#### DATASET RECORDS ####
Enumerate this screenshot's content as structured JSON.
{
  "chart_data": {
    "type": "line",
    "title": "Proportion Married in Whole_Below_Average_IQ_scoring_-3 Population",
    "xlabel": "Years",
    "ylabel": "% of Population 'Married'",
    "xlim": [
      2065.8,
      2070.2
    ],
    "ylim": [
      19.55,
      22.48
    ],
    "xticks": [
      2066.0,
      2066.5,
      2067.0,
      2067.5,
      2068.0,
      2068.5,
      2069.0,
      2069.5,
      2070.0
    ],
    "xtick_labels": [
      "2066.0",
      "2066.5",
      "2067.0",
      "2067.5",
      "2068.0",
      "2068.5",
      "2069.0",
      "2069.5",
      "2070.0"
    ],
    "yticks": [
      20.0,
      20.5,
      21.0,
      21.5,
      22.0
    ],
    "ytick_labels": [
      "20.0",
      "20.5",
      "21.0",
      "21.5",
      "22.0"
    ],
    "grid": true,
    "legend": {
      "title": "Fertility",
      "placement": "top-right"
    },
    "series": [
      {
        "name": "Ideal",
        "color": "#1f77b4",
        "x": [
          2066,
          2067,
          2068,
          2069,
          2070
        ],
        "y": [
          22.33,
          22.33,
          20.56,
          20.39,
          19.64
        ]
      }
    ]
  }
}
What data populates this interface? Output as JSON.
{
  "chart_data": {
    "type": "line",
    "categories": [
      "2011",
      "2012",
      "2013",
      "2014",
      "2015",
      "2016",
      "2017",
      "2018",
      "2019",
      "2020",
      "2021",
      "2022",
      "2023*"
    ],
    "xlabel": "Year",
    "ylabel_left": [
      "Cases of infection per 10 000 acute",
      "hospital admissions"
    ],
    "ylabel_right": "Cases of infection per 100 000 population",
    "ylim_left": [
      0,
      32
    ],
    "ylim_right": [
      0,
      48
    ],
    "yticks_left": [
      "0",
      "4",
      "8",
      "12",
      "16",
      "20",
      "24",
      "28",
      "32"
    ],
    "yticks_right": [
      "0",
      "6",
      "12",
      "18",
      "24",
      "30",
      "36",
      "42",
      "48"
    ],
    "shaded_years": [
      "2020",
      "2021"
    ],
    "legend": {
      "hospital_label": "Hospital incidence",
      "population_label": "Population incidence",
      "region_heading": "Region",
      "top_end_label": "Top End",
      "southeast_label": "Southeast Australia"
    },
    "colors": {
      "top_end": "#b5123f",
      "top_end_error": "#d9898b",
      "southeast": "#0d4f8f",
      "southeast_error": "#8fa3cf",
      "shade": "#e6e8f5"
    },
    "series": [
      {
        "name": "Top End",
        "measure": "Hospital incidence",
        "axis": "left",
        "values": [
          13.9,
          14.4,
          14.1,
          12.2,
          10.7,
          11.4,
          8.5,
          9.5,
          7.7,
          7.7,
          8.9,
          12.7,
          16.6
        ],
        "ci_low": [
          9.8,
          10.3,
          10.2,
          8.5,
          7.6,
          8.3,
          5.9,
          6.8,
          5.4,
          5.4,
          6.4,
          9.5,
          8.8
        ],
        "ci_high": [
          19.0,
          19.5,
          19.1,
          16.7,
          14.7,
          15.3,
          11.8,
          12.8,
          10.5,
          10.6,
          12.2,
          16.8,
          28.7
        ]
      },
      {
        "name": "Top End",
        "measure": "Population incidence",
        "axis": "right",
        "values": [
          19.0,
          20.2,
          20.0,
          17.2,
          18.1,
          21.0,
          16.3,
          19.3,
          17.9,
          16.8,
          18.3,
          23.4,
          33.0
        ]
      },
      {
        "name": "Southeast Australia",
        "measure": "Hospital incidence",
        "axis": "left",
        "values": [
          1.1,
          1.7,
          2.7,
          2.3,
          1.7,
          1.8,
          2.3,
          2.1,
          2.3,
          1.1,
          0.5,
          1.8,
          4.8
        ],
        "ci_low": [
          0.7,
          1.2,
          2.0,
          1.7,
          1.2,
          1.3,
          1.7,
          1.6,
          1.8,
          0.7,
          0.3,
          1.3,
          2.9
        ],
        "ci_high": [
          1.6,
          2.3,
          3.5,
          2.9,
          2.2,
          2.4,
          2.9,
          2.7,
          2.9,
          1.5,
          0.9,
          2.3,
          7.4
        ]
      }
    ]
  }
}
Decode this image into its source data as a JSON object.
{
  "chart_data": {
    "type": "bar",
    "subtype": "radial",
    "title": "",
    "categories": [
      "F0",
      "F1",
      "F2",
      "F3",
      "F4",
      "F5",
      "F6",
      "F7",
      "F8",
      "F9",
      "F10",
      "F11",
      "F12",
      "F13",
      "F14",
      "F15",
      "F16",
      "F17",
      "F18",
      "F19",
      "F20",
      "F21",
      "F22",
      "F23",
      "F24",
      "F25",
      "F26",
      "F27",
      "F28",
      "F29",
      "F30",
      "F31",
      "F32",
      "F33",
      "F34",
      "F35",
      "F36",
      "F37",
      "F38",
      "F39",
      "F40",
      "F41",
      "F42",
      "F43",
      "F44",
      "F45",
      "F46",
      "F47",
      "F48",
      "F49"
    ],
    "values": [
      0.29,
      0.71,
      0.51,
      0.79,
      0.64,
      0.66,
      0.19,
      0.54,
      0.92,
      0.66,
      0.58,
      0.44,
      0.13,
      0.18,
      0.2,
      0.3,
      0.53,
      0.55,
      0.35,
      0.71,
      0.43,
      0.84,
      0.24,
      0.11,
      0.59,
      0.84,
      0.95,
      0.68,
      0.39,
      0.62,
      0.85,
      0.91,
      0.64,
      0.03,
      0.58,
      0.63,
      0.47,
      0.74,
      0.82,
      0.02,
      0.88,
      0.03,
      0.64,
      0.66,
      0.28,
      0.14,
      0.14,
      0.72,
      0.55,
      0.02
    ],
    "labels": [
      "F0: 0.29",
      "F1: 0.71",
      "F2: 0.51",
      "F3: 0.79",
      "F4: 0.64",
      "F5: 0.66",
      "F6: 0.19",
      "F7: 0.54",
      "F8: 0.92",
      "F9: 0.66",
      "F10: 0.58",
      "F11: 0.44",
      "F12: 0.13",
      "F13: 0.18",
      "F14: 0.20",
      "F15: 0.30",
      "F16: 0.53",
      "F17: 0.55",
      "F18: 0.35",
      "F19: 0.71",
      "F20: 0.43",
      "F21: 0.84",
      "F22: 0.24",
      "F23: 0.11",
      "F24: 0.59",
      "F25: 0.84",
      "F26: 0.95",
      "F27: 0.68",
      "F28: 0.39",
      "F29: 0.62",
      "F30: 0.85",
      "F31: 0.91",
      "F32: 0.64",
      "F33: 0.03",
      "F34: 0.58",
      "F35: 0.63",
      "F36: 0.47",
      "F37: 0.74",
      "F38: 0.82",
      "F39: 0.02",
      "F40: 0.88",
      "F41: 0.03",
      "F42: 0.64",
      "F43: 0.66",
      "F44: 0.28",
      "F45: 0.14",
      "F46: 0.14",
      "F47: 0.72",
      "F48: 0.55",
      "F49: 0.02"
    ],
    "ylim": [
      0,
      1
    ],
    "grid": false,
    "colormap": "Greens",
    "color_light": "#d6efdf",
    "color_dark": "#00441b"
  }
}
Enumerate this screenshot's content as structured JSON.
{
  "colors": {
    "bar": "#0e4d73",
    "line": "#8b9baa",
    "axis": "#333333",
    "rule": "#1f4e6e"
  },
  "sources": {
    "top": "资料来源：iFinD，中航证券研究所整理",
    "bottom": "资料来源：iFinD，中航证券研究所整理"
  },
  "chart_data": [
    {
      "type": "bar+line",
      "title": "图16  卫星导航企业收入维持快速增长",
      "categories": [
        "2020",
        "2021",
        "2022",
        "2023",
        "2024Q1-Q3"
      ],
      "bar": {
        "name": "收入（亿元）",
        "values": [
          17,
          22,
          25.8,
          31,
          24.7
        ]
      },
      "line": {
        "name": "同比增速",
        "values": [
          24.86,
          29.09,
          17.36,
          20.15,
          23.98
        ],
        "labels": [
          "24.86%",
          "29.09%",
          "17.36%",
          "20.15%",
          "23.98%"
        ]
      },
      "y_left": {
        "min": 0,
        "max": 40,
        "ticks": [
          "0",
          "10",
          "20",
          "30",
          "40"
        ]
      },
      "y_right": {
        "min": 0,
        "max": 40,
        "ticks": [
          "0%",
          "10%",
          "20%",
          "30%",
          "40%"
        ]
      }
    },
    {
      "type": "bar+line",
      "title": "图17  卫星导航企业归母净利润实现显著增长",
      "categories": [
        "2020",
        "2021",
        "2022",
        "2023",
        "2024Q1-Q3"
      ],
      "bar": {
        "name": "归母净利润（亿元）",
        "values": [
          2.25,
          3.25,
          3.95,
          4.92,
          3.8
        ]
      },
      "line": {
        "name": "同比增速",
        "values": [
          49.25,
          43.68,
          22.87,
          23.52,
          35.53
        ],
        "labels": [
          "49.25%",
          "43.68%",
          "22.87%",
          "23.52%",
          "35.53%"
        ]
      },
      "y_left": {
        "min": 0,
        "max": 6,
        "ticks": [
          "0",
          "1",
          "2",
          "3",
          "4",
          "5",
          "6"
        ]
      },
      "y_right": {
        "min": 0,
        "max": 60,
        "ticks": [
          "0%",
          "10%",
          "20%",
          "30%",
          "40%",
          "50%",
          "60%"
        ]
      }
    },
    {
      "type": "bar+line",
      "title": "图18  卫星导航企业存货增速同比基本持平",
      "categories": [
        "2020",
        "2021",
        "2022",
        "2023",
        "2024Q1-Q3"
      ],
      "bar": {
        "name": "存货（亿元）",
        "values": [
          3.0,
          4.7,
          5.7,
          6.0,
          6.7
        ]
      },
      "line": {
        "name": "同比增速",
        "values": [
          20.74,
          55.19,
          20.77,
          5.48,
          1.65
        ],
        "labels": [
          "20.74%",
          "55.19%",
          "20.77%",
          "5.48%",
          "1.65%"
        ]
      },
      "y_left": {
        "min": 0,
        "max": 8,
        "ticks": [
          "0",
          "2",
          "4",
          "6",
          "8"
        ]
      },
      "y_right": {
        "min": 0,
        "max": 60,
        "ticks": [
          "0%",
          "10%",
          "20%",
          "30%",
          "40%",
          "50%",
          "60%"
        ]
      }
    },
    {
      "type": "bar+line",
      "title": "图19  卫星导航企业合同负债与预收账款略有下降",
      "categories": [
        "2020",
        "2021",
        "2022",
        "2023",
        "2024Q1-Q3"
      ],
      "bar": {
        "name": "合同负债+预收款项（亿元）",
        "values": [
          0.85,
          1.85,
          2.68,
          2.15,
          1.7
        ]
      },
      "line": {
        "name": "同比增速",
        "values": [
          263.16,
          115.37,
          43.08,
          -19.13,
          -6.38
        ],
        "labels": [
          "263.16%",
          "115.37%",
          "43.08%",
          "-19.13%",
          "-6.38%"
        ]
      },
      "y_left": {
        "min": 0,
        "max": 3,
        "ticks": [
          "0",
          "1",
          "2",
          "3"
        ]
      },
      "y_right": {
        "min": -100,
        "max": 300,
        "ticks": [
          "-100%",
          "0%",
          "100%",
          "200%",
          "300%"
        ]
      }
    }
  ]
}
####
Each line above that holds the string "iFinD" should be copied and shown.

ANSWER BELOW ->
    "top": "资料来源：iFinD，中航证券研究所整理",
    "bottom": "资料来源：iFinD，中航证券研究所整理"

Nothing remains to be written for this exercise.